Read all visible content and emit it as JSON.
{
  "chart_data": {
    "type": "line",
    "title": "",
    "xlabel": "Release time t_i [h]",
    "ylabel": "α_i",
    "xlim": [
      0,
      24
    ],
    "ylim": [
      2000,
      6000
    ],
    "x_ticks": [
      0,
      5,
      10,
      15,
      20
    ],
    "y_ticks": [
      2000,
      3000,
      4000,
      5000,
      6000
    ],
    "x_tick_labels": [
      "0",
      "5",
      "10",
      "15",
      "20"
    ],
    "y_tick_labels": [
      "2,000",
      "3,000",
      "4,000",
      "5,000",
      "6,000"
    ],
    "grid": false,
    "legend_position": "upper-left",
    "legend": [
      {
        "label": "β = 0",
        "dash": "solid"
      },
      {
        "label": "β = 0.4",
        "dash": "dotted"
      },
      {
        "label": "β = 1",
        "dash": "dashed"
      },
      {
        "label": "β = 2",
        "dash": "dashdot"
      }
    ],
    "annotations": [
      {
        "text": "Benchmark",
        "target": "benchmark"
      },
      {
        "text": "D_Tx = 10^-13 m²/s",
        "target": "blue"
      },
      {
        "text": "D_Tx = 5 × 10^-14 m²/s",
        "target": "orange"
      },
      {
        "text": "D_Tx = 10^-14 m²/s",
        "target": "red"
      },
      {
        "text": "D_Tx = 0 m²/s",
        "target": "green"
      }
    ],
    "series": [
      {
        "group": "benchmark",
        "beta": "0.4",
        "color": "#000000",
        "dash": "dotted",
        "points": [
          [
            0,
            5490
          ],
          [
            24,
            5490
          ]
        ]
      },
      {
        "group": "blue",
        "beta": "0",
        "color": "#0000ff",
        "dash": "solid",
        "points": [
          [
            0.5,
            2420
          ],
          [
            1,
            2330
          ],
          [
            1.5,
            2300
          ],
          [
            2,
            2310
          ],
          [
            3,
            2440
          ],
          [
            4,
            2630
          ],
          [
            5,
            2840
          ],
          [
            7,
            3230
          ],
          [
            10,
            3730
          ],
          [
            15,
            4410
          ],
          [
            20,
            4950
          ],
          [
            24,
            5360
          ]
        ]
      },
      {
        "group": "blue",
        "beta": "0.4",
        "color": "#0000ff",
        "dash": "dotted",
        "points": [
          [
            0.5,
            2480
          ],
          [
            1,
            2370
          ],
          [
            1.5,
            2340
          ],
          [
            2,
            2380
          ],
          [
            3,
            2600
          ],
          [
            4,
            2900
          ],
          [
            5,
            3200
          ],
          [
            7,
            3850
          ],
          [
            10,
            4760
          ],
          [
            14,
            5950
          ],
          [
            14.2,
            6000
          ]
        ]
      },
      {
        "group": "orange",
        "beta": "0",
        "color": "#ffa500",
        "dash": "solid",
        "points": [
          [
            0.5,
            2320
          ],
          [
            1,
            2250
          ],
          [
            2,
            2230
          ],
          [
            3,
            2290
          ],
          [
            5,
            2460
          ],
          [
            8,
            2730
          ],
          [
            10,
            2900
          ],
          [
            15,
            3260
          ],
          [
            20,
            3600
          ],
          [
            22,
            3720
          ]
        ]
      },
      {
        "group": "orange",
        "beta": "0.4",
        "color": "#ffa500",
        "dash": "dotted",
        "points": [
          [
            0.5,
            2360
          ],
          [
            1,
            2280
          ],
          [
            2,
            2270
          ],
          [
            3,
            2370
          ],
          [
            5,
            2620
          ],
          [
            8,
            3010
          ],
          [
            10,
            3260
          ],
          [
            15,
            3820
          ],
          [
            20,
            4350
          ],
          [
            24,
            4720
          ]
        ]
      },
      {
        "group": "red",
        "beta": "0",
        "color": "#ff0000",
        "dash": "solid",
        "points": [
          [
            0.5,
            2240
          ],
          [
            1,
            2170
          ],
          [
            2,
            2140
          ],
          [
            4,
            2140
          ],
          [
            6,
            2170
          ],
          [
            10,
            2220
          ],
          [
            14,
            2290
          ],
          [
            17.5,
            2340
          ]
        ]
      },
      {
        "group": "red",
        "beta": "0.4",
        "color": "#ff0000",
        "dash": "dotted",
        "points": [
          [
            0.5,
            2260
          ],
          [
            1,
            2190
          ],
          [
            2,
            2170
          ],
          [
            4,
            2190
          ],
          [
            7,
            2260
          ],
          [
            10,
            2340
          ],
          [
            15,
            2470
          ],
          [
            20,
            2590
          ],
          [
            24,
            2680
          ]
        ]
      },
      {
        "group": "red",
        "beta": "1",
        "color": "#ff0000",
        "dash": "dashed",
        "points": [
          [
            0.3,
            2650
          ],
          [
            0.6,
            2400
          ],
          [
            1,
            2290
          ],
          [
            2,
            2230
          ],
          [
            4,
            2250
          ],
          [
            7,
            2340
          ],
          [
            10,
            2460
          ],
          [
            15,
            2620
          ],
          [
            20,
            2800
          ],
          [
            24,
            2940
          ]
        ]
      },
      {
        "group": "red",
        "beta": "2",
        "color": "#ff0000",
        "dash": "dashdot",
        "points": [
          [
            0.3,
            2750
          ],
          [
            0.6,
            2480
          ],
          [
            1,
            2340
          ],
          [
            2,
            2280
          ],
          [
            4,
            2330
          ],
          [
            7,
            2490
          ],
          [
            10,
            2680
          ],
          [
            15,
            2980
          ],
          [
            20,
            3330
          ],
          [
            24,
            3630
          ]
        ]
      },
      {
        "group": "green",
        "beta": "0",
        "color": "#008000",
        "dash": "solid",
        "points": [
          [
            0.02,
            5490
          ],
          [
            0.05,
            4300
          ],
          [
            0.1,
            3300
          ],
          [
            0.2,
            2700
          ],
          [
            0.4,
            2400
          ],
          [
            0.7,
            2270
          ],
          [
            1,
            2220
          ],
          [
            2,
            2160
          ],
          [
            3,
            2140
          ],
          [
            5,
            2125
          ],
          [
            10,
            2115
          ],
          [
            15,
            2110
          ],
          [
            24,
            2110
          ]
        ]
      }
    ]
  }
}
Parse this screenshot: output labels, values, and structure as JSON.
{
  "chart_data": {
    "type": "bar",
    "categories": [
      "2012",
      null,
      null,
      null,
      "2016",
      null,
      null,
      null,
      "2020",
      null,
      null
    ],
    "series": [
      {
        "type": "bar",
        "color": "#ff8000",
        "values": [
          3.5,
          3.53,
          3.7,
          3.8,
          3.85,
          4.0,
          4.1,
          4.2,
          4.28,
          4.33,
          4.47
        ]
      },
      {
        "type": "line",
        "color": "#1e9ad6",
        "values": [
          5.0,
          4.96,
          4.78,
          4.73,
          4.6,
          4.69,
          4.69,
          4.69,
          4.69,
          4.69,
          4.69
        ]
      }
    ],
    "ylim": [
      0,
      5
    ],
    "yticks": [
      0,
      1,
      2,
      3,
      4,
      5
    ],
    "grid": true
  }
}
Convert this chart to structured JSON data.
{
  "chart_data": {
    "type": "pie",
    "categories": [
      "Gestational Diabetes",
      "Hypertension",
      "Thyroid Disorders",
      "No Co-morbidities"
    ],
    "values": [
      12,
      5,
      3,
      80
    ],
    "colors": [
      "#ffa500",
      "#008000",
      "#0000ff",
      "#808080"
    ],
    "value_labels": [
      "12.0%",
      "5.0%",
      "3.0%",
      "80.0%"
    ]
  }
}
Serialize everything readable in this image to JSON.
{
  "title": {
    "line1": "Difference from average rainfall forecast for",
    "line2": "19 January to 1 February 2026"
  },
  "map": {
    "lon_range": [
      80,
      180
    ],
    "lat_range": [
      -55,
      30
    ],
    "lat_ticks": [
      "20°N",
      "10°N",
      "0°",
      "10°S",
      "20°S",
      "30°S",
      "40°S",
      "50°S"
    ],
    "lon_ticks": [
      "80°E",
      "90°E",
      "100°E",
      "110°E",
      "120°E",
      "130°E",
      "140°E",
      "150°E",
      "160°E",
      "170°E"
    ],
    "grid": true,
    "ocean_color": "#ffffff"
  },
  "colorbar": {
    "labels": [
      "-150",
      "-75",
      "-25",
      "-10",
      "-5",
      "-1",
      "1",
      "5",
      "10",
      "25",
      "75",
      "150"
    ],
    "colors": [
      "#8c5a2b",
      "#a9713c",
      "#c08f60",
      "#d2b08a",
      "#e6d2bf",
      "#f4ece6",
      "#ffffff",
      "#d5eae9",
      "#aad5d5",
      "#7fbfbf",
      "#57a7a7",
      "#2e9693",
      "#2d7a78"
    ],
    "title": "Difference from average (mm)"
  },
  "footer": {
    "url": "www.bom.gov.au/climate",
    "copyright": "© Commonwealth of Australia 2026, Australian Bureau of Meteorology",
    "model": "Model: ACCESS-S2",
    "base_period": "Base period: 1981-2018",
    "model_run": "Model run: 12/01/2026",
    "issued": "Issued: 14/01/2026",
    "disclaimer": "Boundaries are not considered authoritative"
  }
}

▬▬▬▬▬▬▬▬▬▬

» What is expected:
Report the number of lines of the listing above that hold the string "this", with no other text.

» Complete response:
3